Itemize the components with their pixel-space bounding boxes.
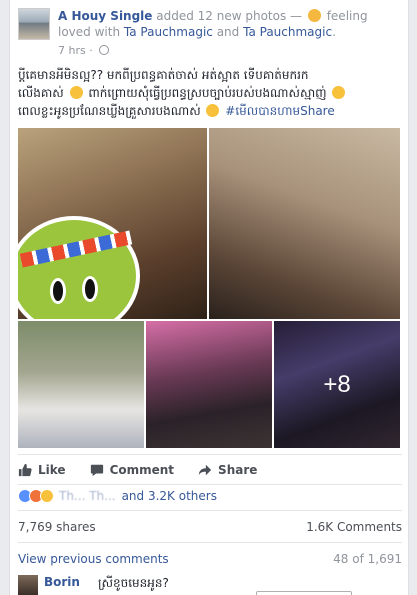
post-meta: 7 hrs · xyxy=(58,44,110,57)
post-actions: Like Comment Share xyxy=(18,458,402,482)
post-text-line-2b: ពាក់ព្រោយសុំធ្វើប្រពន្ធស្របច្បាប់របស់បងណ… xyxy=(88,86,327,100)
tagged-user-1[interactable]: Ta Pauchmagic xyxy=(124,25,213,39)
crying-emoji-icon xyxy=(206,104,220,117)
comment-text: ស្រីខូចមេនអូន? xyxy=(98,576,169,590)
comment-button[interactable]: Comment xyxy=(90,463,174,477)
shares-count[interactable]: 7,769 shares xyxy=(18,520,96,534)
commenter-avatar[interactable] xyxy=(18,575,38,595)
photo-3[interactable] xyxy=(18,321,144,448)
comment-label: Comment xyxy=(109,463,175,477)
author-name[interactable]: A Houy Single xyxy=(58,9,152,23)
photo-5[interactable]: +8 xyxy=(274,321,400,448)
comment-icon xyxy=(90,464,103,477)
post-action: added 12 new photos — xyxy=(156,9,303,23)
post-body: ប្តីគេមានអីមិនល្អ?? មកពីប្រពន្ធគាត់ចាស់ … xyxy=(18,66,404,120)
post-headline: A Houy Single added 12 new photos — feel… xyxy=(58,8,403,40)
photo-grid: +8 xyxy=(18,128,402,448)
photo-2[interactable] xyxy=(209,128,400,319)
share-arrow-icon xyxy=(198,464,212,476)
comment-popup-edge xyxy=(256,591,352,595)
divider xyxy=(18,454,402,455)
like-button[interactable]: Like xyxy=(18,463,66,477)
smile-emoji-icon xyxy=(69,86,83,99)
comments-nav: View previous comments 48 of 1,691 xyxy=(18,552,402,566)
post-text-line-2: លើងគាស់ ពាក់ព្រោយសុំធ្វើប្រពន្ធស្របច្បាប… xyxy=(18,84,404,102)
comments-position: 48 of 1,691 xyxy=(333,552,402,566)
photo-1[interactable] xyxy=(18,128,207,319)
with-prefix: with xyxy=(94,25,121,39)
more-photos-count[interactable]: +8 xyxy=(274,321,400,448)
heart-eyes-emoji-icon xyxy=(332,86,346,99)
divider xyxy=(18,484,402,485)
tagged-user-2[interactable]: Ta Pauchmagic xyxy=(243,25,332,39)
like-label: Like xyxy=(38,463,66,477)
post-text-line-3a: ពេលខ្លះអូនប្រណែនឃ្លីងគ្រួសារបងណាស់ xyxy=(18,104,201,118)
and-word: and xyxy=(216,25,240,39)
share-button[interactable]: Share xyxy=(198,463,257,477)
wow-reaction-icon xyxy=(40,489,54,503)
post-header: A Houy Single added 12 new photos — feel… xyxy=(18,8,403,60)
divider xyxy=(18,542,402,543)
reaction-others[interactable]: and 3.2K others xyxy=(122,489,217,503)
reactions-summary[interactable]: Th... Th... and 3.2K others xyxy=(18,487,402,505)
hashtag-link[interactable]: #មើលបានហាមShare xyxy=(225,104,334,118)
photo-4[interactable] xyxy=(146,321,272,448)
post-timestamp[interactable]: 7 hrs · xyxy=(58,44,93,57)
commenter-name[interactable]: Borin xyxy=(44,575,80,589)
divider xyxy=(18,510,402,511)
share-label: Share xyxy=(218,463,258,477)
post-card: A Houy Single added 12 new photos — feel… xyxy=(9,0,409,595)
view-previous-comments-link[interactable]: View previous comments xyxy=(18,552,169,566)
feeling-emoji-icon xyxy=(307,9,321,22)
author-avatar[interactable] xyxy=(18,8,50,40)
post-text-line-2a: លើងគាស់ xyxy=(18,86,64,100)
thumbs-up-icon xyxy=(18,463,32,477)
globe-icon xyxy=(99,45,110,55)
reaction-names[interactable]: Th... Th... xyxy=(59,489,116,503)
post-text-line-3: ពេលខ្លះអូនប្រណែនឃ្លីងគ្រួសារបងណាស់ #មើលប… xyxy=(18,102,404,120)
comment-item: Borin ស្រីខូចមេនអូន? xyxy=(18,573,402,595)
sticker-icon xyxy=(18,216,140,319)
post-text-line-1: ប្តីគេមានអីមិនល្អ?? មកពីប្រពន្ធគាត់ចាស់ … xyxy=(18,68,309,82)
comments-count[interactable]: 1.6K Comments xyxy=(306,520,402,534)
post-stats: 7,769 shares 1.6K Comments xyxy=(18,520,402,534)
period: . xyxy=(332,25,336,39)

---

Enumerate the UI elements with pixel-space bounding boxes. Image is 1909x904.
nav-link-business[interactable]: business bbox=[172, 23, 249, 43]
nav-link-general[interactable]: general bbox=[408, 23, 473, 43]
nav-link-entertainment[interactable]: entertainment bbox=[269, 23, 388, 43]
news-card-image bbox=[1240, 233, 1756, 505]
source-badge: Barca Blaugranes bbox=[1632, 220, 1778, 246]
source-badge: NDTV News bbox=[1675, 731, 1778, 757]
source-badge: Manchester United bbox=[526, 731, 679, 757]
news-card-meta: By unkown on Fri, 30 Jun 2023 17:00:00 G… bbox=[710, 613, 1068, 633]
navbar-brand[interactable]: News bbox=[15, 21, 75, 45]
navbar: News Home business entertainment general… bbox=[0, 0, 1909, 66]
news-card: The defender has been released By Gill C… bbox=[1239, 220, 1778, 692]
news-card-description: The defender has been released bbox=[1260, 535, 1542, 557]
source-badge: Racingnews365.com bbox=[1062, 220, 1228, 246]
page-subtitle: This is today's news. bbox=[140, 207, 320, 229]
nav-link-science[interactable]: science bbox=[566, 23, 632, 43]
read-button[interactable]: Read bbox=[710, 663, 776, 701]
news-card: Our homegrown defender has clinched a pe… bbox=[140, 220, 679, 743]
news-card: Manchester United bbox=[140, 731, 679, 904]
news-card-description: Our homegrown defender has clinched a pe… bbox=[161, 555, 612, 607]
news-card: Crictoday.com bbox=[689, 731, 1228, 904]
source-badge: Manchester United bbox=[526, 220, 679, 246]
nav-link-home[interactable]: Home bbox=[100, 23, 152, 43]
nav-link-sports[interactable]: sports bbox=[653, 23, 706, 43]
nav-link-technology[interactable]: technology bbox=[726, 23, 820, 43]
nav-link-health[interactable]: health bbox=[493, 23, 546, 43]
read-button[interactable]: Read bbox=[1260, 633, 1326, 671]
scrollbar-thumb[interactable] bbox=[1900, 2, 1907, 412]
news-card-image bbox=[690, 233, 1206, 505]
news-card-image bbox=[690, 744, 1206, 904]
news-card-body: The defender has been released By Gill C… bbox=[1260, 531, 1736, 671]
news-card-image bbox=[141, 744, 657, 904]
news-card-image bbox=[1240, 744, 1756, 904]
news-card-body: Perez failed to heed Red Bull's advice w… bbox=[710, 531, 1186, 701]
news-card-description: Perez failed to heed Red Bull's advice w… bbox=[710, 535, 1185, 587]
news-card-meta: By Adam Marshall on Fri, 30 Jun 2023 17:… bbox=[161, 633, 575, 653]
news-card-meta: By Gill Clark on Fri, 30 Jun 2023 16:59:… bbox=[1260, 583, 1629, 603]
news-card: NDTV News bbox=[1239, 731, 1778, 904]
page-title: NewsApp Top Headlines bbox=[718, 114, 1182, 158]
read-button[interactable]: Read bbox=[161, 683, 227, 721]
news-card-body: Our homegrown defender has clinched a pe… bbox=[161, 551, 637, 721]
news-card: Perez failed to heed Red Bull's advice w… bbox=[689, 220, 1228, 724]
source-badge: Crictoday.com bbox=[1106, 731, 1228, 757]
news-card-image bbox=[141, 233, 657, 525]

▶ _과제 목표_
위 데이터에서 "post-meta: 7 hrs · xyxy=(58,44,110,57)" 내용이 있는 줄부터 "comment-text: ស្រីខូចមេនអូន? xyxy=(98,576,169,590)" 내용이 있는 줄까지, 양 끝 줄을 포함해 그 줄들만 글자 하나 바꾸지 말고 그대로 옮겨 적으세요.

▶ _전체 풀이_
post-meta: 7 hrs · xyxy=(58,44,110,57)
post-actions: Like Comment Share xyxy=(18,458,402,482)
post-text-line-2b: ពាក់ព្រោយសុំធ្វើប្រពន្ធស្របច្បាប់របស់បងណ… xyxy=(88,86,327,100)
tagged-user-1[interactable]: Ta Pauchmagic xyxy=(124,25,213,39)
crying-emoji-icon xyxy=(206,104,220,117)
comment-text: ស្រីខូចមេនអូន? xyxy=(98,576,169,590)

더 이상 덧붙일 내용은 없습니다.